* [Task directions] All lines holding the string "عليه" are to be shown.

(Stored records)
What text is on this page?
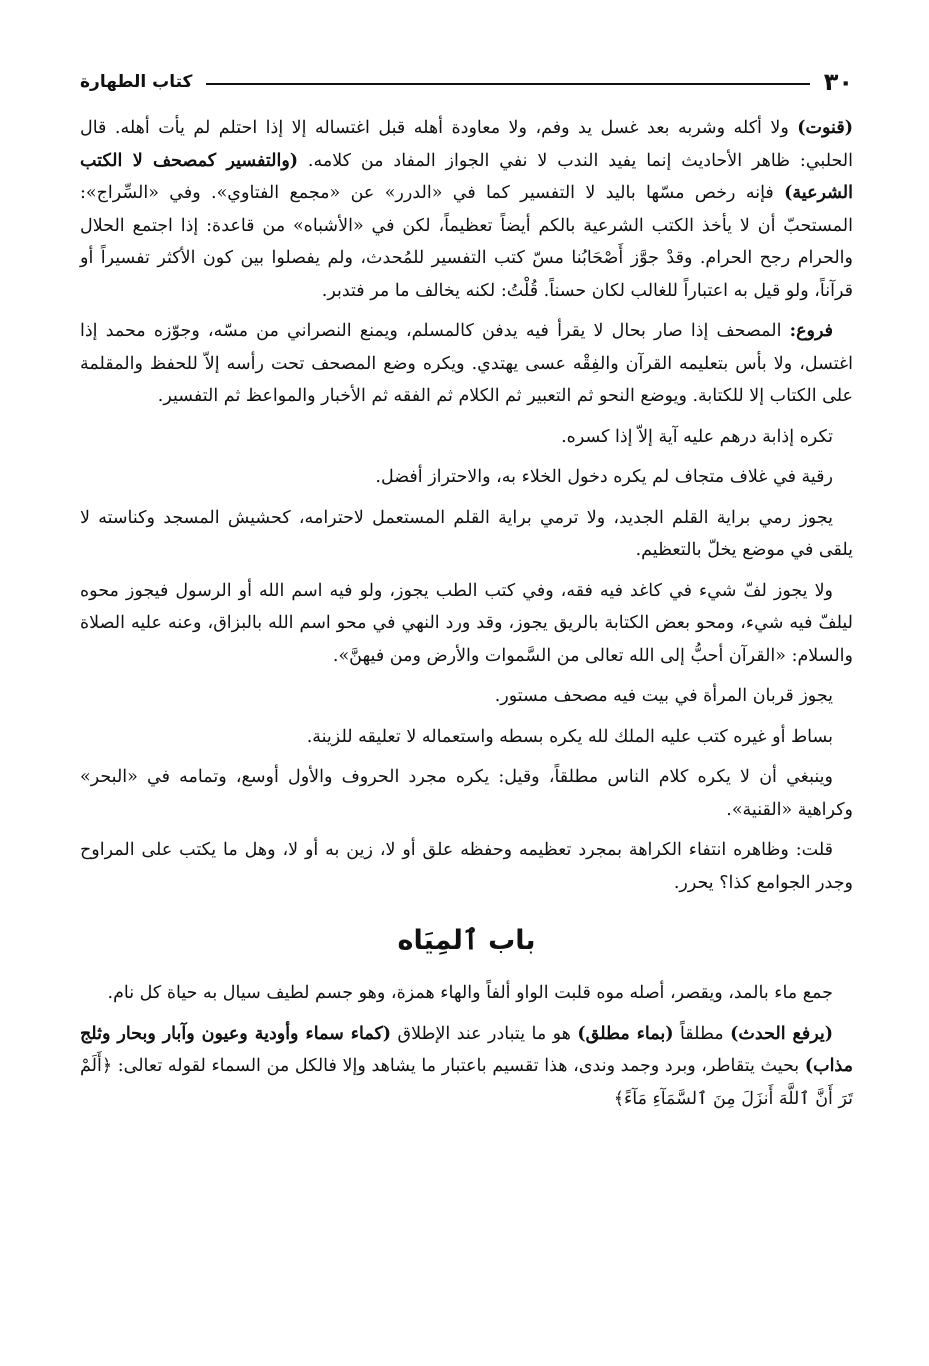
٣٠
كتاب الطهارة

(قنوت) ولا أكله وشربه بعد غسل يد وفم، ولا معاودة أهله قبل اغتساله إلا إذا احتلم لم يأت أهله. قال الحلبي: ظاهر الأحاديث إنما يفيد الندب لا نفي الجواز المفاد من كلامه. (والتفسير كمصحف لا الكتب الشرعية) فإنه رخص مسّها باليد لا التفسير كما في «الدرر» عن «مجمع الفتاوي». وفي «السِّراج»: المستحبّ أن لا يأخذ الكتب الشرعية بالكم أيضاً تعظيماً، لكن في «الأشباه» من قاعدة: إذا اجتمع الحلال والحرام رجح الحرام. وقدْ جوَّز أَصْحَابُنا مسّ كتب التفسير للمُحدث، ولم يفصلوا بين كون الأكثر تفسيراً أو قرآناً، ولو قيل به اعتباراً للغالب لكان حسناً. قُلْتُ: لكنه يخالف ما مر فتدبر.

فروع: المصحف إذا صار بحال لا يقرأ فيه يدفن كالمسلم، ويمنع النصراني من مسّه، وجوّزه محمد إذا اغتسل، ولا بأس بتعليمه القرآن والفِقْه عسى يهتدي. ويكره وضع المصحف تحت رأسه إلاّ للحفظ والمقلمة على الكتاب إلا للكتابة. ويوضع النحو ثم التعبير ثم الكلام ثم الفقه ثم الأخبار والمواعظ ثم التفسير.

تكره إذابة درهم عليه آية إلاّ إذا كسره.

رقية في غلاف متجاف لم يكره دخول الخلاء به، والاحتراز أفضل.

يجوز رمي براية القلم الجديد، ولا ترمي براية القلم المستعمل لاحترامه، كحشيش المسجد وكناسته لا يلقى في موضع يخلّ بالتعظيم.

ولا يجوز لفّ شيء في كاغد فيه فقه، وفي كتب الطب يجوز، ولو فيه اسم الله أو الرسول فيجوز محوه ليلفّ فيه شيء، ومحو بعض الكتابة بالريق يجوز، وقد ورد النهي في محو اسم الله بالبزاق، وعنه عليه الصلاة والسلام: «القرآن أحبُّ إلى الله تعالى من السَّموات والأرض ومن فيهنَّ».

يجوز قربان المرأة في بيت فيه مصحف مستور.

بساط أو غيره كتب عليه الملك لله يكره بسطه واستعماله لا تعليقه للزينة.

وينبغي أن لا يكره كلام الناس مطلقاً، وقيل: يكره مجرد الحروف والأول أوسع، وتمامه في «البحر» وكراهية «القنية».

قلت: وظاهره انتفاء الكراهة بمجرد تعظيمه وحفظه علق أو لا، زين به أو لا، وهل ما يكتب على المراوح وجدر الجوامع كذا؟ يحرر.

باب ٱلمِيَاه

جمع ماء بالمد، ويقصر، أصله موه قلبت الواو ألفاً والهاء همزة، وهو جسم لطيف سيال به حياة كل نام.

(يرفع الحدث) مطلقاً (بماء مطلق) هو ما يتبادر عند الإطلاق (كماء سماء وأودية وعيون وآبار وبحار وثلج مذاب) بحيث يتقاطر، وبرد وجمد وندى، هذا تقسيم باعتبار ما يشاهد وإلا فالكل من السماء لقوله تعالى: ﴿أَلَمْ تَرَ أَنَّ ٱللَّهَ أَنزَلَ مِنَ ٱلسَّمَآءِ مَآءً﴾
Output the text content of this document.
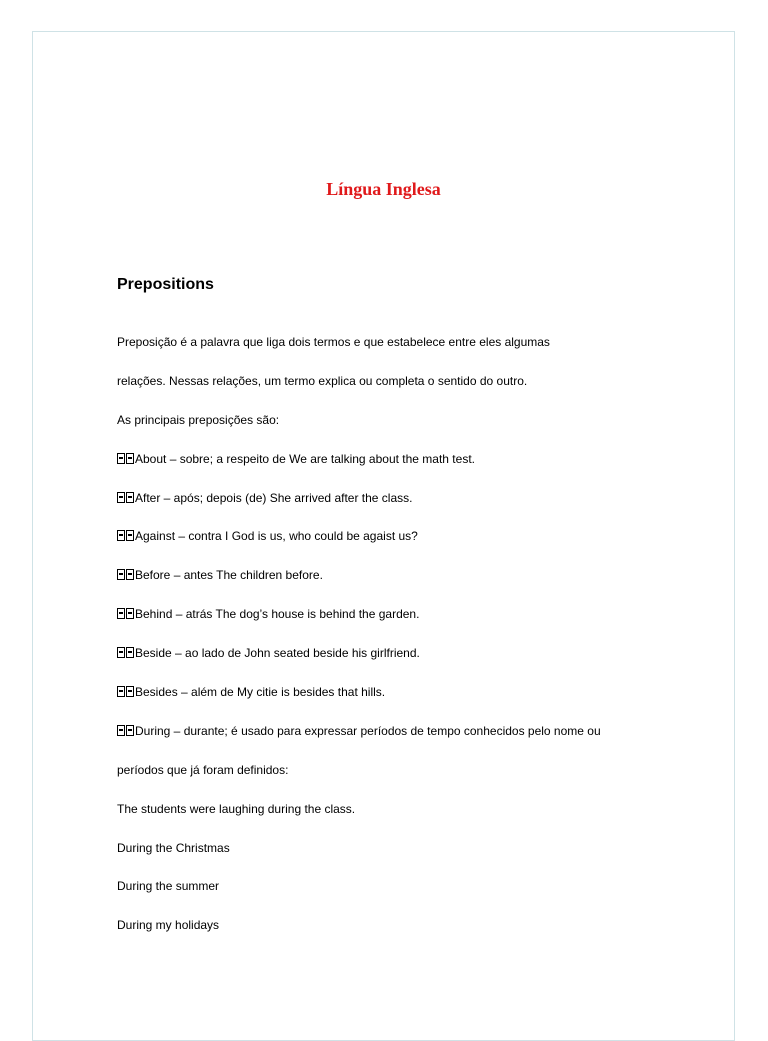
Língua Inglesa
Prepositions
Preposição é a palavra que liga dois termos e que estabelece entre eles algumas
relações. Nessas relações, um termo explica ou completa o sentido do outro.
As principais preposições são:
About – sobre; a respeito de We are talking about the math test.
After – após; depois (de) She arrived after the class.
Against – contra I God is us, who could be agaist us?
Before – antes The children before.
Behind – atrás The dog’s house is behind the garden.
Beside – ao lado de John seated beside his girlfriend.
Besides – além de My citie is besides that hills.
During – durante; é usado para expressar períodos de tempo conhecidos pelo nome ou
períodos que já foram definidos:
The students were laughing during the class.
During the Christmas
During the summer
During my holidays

* [The solution]
تكره إذابة درهم عليه آية إلاّ إذا كسره.
ولا يجوز لفّ شيء في كاغد فيه فقه، وفي كتب الطب يجوز، ولو فيه اسم الله أو الرسول فيجوز محوه ليلفّ فيه شيء، ومحو بعض الكتابة بالريق يجوز، وقد ورد النهي في محو اسم الله بالبزاق، وعنه عليه الصلاة والسلام: «القرآن أحبُّ إلى الله تعالى من السَّموات والأرض ومن فيهنَّ».
بساط أو غيره كتب عليه الملك لله يكره بسطه واستعماله لا تعليقه للزينة.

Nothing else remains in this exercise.